[Work instructions]: Please output the lines of the material below exactly as they appear, starting at the line that contains "feature-description: 支持客户自定义分配 xyxy=(991,562,1109,580)" and ending at the line that contains "feature-description: 全方位运营数据展示 xyxy=(991,782,1109,800)", with both of those lines included.

[Listed entries]:
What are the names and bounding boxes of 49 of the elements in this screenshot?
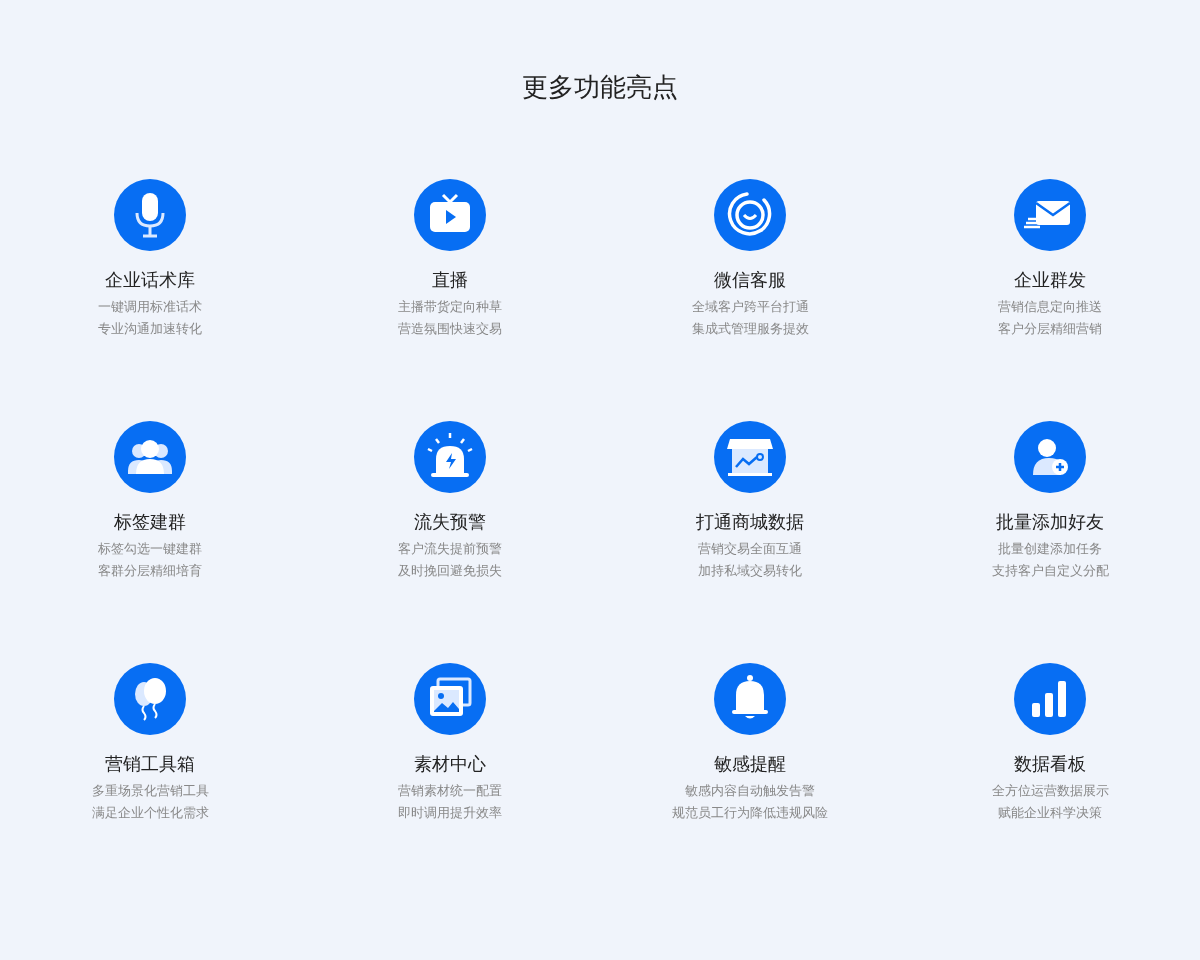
feature-description: 支持客户自定义分配 xyxy=(991,562,1109,580)
feature-title: 企业群发 xyxy=(1014,268,1086,292)
feature-description: 满足企业个性化需求 xyxy=(91,804,209,822)
feature-title: 打通商城数据 xyxy=(696,510,804,534)
feature-description: 全方位运营数据展示 xyxy=(991,782,1109,800)
feature-description: 一键调用标准话术 xyxy=(98,298,202,316)
feature-description: 赋能企业科学决策 xyxy=(998,804,1102,822)
feature-description: 营销素材统一配置 xyxy=(398,782,502,800)
feature-description: 营造氛围快速交易 xyxy=(398,320,502,338)
user-add-icon xyxy=(1014,421,1086,493)
alarm-light-icon xyxy=(414,421,486,493)
bell-icon xyxy=(714,663,786,735)
feature-description: 加持私域交易转化 xyxy=(698,562,802,580)
feature-description: 及时挽回避免损失 xyxy=(398,562,502,580)
feature-description: 集成式管理服务提效 xyxy=(691,320,809,338)
feature-description: 主播带货定向种草 xyxy=(398,298,502,316)
feature-title: 素材中心 xyxy=(414,752,486,776)
feature-title: 批量添加好友 xyxy=(996,510,1104,534)
feature-description: 客户流失提前预警 xyxy=(398,540,502,558)
people-icon xyxy=(114,421,186,493)
feature-title: 标签建群 xyxy=(114,510,186,534)
feature-title: 直播 xyxy=(432,268,468,292)
section-title: 更多功能亮点 xyxy=(522,71,678,104)
picture-icon xyxy=(414,663,486,735)
envelope-icon xyxy=(1014,179,1086,251)
feature-description: 营销信息定向推送 xyxy=(998,298,1102,316)
feature-title: 营销工具箱 xyxy=(105,752,195,776)
feature-title: 数据看板 xyxy=(1014,752,1086,776)
feature-description: 全域客户跨平台打通 xyxy=(691,298,809,316)
smiley-icon xyxy=(714,179,786,251)
microphone-icon xyxy=(114,179,186,251)
feature-description: 敏感内容自动触发告警 xyxy=(685,782,815,800)
feature-description: 即时调用提升效率 xyxy=(398,804,502,822)
storefront-icon xyxy=(714,421,786,493)
feature-title: 微信客服 xyxy=(714,268,786,292)
balloons-icon xyxy=(114,663,186,735)
feature-description: 客户分层精细营销 xyxy=(998,320,1102,338)
feature-description: 客群分层精细培育 xyxy=(98,562,202,580)
feature-title: 流失预警 xyxy=(414,510,486,534)
feature-title: 敏感提醒 xyxy=(714,752,786,776)
feature-description: 批量创建添加任务 xyxy=(998,540,1102,558)
feature-description: 专业沟通加速转化 xyxy=(98,320,202,338)
feature-description: 标签勾选一键建群 xyxy=(98,540,202,558)
feature-description: 多重场景化营销工具 xyxy=(91,782,209,800)
feature-title: 企业话术库 xyxy=(105,268,195,292)
feature-description: 营销交易全面互通 xyxy=(698,540,802,558)
bar-chart-icon xyxy=(1014,663,1086,735)
feature-description: 规范员工行为降低违规风险 xyxy=(672,804,828,822)
tv-icon xyxy=(414,179,486,251)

[Result below]:
feature-description: 支持客户自定义分配 xyxy=(991,562,1109,580)
feature-title: 企业群发 xyxy=(1014,268,1086,292)
feature-description: 满足企业个性化需求 xyxy=(91,804,209,822)
feature-title: 打通商城数据 xyxy=(696,510,804,534)
feature-description: 全方位运营数据展示 xyxy=(991,782,1109,800)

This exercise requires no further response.